To do:
Please rewrite the stretch of the records from the start through the line that contains "rainfall-chart: mm RAINFALL", replacing "inflow-bar" with "inflow-column" and changing nothing else.

Annotated region listings
>> begin

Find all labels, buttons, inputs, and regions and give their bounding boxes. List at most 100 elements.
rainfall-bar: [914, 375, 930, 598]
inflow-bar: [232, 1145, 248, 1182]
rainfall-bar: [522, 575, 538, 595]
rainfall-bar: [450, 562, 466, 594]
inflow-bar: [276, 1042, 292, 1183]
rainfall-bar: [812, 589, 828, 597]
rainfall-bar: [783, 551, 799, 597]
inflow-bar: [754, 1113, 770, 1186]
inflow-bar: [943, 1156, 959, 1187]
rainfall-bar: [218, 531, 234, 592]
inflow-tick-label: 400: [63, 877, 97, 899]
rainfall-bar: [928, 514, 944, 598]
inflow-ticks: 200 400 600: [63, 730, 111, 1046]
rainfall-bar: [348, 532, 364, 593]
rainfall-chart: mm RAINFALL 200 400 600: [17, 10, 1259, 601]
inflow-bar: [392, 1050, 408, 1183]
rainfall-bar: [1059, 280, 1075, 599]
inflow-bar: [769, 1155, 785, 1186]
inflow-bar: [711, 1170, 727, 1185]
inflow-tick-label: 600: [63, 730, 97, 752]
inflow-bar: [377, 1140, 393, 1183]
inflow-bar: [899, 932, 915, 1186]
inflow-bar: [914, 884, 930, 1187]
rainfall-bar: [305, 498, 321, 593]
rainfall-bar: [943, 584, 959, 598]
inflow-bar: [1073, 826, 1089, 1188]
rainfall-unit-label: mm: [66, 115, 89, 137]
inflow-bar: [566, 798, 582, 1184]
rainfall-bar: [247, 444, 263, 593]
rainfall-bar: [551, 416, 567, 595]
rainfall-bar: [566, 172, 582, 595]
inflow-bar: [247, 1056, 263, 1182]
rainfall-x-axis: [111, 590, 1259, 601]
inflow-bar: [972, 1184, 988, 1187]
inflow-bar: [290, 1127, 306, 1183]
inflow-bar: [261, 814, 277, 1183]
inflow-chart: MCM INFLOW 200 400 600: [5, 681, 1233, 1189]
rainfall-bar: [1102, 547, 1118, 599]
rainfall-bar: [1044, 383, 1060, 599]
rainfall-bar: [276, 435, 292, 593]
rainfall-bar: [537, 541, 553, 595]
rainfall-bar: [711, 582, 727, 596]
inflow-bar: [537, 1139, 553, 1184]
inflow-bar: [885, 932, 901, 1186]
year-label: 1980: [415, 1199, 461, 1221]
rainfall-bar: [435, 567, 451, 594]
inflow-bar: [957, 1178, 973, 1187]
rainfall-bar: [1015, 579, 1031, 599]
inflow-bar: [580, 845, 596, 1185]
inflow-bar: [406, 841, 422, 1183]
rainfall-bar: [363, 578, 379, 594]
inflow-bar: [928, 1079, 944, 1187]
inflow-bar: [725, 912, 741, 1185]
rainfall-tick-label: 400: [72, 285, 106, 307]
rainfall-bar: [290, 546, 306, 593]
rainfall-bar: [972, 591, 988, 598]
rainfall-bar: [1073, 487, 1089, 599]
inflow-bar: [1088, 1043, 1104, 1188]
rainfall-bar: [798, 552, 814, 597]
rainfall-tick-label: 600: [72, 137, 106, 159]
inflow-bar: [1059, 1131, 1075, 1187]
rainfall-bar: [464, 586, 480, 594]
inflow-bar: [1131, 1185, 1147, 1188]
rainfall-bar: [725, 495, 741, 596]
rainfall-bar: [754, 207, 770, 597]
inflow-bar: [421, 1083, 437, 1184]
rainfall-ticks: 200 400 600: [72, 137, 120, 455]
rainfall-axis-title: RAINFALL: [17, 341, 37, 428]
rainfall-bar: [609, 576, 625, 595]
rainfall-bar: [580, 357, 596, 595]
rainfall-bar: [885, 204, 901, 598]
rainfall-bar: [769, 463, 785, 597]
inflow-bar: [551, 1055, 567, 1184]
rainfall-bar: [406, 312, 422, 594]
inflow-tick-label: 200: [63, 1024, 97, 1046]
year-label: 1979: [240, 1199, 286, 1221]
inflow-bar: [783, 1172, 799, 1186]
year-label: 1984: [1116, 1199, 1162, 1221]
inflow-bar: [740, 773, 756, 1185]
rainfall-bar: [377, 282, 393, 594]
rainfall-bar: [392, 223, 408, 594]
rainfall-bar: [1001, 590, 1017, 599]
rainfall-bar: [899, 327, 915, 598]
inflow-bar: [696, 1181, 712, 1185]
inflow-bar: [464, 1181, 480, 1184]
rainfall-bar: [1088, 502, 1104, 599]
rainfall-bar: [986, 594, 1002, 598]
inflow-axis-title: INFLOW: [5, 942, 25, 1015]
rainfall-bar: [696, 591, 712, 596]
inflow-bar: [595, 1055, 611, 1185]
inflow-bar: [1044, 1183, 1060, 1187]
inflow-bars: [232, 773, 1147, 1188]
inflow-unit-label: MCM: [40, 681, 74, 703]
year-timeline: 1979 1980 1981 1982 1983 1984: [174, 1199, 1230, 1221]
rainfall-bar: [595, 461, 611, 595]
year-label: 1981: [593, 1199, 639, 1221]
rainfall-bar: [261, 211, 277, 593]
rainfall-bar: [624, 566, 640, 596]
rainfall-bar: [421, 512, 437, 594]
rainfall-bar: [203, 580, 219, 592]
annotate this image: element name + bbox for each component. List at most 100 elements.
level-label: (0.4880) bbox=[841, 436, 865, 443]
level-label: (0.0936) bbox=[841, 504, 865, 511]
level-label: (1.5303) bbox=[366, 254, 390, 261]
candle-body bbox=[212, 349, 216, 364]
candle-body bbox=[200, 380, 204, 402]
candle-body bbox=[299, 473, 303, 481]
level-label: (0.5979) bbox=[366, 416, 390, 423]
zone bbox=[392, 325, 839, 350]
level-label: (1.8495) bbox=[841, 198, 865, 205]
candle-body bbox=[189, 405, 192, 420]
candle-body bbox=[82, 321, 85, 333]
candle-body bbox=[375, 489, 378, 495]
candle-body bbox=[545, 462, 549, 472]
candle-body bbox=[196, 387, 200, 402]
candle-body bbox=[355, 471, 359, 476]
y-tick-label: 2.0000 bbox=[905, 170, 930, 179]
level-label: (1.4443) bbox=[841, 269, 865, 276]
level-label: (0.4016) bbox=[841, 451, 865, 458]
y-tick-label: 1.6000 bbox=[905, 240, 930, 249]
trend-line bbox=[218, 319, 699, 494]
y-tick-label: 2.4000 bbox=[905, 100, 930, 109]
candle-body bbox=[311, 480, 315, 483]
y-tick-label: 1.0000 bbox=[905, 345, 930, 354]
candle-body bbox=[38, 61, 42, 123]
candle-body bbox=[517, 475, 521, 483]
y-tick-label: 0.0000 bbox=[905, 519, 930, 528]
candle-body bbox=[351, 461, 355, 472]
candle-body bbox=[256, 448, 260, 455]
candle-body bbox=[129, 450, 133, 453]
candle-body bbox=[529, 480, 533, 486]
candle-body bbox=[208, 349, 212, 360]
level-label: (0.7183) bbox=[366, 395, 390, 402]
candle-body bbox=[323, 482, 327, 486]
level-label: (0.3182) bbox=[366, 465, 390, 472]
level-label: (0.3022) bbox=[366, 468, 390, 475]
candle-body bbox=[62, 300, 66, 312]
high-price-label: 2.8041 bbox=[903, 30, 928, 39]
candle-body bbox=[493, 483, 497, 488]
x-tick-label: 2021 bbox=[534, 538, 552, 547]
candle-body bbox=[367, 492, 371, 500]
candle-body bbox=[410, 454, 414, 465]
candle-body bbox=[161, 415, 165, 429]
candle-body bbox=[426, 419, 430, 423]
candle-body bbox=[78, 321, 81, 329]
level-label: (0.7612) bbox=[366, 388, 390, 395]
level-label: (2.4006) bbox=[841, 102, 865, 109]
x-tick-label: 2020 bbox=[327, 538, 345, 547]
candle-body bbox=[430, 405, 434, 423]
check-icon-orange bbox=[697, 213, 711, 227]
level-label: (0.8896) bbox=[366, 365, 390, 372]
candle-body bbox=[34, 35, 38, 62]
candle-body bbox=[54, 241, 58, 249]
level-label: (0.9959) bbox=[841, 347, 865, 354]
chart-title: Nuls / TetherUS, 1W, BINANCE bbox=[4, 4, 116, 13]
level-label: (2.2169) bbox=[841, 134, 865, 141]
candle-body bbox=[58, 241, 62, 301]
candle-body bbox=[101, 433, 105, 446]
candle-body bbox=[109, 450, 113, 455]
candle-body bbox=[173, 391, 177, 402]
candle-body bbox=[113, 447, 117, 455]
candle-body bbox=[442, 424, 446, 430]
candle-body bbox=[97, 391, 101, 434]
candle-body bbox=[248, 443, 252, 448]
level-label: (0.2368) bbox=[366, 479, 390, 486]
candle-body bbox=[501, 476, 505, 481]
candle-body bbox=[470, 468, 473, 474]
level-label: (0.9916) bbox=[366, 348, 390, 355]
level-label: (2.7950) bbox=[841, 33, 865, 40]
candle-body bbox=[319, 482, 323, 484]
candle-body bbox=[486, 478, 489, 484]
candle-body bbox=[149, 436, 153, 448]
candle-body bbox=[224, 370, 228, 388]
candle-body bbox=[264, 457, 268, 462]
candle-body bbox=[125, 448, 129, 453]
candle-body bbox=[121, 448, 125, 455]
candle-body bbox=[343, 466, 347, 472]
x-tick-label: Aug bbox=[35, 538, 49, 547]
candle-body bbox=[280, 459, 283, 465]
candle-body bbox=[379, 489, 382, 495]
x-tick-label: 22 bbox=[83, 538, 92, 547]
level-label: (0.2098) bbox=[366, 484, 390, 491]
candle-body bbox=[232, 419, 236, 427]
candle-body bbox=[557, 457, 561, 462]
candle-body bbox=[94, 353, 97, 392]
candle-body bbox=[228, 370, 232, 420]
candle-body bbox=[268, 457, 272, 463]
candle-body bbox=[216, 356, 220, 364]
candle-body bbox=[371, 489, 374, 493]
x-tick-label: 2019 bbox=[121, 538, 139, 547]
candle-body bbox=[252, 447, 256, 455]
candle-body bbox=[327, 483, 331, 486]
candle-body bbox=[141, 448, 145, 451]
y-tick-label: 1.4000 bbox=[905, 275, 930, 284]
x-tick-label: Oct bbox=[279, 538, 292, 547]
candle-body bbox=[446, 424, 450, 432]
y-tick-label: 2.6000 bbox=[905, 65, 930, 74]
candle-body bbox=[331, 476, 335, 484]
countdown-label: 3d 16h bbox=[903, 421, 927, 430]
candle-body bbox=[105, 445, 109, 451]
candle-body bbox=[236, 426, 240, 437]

>> end

Expected answer:
Find all labels, buttons, inputs, and regions and give their bounding boxes. List at most 100 elements.
rainfall-bar: [914, 375, 930, 598]
inflow-column: [232, 1145, 248, 1182]
rainfall-bar: [522, 575, 538, 595]
rainfall-bar: [450, 562, 466, 594]
inflow-column: [276, 1042, 292, 1183]
rainfall-bar: [812, 589, 828, 597]
rainfall-bar: [783, 551, 799, 597]
inflow-column: [754, 1113, 770, 1186]
inflow-column: [943, 1156, 959, 1187]
rainfall-bar: [218, 531, 234, 592]
inflow-tick-label: 400: [63, 877, 97, 899]
rainfall-bar: [928, 514, 944, 598]
inflow-ticks: 200 400 600: [63, 730, 111, 1046]
rainfall-bar: [348, 532, 364, 593]
rainfall-chart: mm RAINFALL 200 400 600: [17, 10, 1259, 601]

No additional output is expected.